- Exercise requirements
List the lines of this listing that hold the word "pride".

Items from a data source
'''
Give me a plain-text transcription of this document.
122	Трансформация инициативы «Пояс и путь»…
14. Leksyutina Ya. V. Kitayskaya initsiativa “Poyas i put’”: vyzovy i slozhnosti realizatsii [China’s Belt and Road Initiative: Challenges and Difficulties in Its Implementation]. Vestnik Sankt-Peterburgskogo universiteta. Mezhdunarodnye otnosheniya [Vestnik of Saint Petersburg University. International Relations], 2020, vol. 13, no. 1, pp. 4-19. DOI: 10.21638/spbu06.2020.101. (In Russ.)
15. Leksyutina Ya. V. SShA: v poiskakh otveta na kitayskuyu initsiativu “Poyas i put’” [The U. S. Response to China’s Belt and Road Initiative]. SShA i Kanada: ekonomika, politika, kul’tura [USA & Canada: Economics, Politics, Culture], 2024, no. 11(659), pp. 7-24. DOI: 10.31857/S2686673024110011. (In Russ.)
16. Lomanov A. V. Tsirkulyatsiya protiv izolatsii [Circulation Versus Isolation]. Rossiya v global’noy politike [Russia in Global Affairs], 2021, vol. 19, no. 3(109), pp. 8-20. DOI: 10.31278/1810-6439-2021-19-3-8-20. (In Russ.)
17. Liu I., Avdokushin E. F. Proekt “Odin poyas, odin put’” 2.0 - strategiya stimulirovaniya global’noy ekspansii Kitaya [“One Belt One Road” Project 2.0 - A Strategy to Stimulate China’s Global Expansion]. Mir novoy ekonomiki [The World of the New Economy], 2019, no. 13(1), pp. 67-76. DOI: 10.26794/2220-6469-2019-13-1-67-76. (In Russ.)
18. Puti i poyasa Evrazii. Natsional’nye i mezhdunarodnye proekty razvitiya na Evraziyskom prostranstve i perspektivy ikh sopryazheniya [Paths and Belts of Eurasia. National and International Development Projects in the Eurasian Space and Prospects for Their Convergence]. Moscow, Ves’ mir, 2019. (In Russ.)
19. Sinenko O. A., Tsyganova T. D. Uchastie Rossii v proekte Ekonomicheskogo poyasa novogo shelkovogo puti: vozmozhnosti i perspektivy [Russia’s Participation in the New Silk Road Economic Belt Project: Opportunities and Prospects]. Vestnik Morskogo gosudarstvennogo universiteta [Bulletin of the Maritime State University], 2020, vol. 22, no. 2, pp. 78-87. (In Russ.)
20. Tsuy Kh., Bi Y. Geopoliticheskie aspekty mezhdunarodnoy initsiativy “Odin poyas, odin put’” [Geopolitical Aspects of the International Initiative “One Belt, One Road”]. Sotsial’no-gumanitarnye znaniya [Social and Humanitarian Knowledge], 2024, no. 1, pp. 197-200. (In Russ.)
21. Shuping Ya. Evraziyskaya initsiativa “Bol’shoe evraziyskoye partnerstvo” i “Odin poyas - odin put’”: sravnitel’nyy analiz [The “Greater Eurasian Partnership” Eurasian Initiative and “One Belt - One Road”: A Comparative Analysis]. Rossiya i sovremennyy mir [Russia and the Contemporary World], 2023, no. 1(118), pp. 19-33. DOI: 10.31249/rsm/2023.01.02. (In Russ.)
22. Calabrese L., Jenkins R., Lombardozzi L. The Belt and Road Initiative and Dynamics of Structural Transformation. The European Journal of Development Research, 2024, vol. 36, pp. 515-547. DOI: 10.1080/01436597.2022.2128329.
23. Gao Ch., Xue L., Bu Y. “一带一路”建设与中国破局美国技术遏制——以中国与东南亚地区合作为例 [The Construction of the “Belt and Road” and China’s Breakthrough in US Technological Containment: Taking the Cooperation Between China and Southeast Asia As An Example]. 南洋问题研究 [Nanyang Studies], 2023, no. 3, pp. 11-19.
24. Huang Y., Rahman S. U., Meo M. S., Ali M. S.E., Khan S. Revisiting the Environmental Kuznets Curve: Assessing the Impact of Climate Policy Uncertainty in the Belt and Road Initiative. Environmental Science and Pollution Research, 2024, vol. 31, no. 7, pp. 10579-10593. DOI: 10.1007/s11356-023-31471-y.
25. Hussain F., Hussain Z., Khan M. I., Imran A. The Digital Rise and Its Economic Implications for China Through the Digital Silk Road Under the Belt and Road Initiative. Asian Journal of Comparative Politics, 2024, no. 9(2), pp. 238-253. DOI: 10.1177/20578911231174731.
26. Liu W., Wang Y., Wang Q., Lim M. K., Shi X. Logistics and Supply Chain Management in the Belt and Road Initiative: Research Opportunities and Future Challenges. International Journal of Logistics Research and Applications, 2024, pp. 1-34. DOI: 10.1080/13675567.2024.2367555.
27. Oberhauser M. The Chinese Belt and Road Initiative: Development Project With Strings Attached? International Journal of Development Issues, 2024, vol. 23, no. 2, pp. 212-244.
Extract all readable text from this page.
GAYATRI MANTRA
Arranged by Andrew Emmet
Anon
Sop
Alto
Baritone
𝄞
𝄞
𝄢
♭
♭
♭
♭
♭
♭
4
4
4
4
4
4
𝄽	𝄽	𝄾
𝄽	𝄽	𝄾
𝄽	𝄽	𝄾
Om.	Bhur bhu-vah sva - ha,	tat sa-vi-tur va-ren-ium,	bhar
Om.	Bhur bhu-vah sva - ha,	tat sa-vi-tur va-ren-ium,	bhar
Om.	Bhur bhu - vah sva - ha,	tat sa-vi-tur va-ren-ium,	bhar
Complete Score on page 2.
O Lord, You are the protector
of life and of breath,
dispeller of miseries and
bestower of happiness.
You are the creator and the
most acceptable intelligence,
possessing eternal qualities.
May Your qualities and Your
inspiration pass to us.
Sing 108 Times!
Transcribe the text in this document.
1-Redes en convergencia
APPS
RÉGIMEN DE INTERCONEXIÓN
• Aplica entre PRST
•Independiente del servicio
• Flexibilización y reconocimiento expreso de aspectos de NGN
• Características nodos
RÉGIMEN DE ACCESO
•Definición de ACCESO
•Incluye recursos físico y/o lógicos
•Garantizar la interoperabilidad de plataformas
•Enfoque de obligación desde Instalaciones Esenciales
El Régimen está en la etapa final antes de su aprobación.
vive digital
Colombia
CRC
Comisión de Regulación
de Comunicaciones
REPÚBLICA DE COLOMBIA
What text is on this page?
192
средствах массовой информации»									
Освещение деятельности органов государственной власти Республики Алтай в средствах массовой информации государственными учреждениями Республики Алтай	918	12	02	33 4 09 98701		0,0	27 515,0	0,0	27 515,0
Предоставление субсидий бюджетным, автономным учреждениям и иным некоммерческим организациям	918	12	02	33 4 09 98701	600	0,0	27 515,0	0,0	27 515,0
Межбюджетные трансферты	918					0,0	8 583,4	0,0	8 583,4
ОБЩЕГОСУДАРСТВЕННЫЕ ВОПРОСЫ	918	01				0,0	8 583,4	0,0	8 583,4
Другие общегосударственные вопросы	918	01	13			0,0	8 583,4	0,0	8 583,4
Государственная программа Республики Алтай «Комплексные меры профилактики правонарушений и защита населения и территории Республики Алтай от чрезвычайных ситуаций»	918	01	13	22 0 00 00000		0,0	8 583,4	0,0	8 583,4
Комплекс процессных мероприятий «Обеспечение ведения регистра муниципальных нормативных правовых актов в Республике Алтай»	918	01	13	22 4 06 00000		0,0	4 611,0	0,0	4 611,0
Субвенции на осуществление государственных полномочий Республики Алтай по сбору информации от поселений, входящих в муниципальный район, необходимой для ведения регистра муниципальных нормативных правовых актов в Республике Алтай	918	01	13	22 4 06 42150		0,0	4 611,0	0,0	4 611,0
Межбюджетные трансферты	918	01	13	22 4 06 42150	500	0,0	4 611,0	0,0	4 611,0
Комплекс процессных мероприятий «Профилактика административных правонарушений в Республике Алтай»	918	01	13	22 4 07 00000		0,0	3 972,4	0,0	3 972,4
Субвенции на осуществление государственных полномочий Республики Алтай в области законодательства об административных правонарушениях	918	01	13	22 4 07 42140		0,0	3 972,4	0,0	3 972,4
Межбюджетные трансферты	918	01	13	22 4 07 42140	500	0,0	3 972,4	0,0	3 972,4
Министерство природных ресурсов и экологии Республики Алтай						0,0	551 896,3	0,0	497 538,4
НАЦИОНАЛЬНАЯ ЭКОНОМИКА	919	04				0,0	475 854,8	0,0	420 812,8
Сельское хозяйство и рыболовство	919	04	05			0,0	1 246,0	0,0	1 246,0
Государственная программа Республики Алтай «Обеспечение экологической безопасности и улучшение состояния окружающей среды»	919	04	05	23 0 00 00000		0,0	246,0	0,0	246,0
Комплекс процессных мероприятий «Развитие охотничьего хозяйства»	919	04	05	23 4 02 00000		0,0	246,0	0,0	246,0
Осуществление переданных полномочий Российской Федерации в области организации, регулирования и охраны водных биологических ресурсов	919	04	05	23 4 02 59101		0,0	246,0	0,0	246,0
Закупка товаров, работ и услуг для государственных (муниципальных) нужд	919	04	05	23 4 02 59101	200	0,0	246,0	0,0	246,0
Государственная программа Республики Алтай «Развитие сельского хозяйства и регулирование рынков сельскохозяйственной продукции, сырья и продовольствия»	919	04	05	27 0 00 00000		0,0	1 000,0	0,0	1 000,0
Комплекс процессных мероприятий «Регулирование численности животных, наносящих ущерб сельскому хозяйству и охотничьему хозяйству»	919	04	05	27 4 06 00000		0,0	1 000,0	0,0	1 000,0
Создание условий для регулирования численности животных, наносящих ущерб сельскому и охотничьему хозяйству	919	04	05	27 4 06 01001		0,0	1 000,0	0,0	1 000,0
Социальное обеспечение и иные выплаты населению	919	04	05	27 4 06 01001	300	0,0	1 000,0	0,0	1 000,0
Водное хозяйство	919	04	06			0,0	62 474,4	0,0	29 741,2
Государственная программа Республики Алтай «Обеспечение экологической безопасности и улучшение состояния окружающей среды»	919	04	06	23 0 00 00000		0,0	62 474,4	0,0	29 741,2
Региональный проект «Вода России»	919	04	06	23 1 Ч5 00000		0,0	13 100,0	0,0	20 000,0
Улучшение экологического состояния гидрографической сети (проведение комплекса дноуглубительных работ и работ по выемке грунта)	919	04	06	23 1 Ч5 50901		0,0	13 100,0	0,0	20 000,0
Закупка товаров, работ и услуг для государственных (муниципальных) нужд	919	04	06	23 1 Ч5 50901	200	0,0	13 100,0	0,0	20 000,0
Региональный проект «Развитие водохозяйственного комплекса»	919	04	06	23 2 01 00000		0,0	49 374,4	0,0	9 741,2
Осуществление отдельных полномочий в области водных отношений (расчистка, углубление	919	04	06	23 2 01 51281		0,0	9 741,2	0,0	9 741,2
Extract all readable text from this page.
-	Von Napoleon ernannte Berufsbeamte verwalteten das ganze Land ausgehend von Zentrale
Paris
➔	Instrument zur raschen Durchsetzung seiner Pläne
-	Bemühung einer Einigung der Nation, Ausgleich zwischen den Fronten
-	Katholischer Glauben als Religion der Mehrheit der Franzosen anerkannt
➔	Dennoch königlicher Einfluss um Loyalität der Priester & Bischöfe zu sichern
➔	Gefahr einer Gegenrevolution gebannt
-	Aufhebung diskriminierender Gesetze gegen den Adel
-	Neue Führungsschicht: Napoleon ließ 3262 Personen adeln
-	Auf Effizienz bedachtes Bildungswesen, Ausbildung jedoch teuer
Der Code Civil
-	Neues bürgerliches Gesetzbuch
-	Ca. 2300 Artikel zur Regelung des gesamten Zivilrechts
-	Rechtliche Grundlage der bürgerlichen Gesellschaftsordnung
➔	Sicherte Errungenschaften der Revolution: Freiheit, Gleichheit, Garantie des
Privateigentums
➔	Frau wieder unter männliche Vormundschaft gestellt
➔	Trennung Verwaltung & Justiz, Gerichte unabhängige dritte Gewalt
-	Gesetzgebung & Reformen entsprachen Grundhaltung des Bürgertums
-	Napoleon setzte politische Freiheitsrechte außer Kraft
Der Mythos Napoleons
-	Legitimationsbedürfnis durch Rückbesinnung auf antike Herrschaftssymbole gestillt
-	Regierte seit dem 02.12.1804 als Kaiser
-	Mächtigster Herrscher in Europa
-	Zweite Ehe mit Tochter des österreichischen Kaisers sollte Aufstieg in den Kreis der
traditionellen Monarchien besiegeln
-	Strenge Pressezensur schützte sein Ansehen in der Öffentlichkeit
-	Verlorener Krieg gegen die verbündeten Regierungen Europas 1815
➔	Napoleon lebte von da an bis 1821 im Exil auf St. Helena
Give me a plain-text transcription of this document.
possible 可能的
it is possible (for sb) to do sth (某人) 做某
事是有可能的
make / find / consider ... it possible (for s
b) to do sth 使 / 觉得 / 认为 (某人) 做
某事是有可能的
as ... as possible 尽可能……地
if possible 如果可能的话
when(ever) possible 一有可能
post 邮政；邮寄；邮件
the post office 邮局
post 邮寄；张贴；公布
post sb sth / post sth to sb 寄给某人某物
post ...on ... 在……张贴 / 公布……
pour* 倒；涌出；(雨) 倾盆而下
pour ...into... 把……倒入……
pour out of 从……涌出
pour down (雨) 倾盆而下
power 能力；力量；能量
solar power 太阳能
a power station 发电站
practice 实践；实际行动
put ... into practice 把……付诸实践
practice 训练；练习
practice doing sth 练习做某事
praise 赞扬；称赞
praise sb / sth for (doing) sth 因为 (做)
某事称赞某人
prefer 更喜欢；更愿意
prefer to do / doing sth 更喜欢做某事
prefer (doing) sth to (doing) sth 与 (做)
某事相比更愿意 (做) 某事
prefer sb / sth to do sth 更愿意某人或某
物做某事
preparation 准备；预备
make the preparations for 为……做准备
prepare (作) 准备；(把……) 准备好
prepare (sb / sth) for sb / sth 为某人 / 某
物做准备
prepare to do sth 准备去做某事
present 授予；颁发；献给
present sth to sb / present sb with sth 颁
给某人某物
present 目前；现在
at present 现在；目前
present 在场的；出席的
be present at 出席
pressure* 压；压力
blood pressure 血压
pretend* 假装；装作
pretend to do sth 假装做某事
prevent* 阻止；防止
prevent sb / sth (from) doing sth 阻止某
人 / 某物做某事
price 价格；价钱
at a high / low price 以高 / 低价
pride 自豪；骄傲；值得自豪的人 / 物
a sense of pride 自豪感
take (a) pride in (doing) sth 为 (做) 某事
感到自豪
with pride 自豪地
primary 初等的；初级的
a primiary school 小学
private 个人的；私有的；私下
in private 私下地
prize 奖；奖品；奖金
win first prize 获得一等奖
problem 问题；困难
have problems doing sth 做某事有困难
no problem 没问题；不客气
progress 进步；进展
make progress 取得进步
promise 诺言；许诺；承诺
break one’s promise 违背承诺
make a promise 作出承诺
'''
- Written response
pride 自豪；骄傲；值得自豪的人 / 物
a sense of pride 自豪感
take (a) pride in (doing) sth 为 (做) 某事
with pride 自豪地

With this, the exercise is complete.